Data shown —
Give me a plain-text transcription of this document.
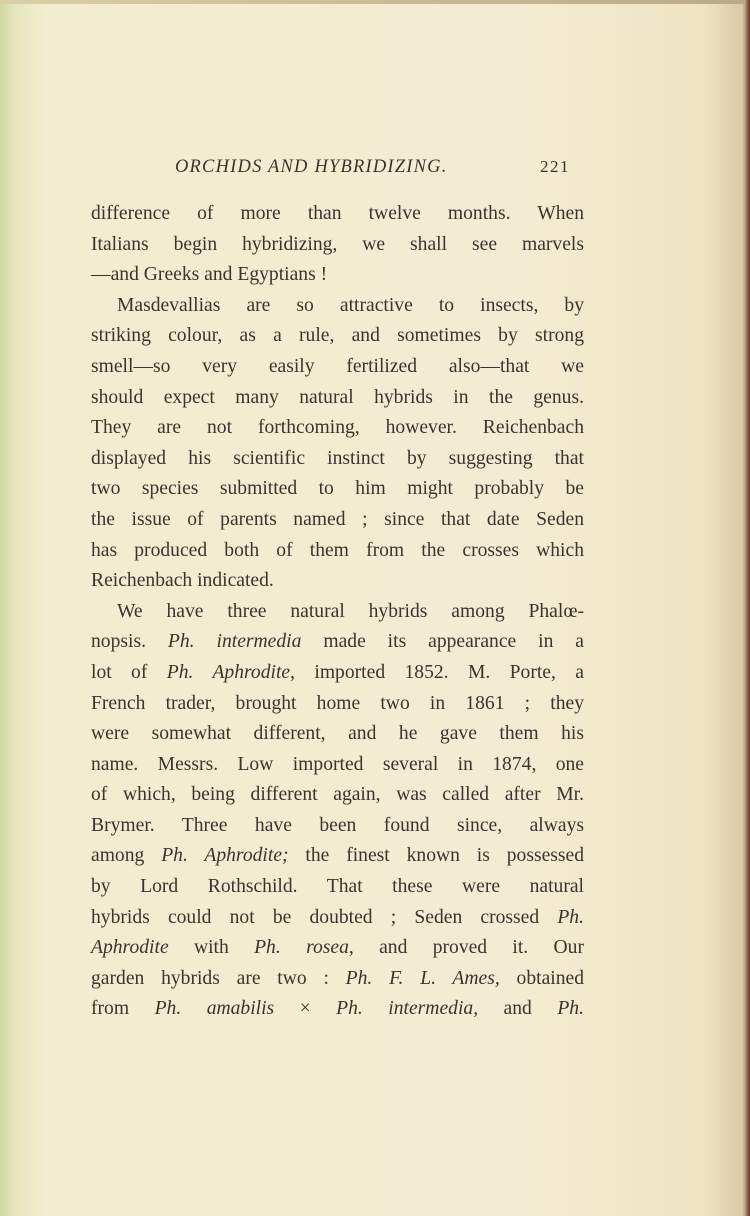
ORCHIDS AND HYBRIDIZING.	221
difference of more than twelve months. When
Italians begin hybridizing, we shall see marvels
—and Greeks and Egyptians !
Masdevallias are so attractive to insects, by
striking colour, as a rule, and sometimes by strong
smell—so very easily fertilized also—that we
should expect many natural hybrids in the genus.
They are not forthcoming, however. Reichenbach
displayed his scientific instinct by suggesting that
two species submitted to him might probably be
the issue of parents named ; since that date Seden
has produced both of them from the crosses which
Reichenbach indicated.
We have three natural hybrids among Phalœ-
nopsis. Ph. intermedia made its appearance in a
lot of Ph. Aphrodite, imported 1852. M. Porte, a
French trader, brought home two in 1861 ; they
were somewhat different, and he gave them his
name. Messrs. Low imported several in 1874, one
of which, being different again, was called after Mr.
Brymer. Three have been found since, always
among Ph. Aphrodite; the finest known is possessed
by Lord Rothschild. That these were natural
hybrids could not be doubted ; Seden crossed Ph.
Aphrodite with Ph. rosea, and proved it. Our
garden hybrids are two : Ph. F. L. Ames, obtained
from Ph. amabilis × Ph. intermedia, and Ph.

The request — Copy out all lines from the material above that contain the string "since".

Reply —
the issue of parents named ; since that date Seden
Brymer. Three have been found since, always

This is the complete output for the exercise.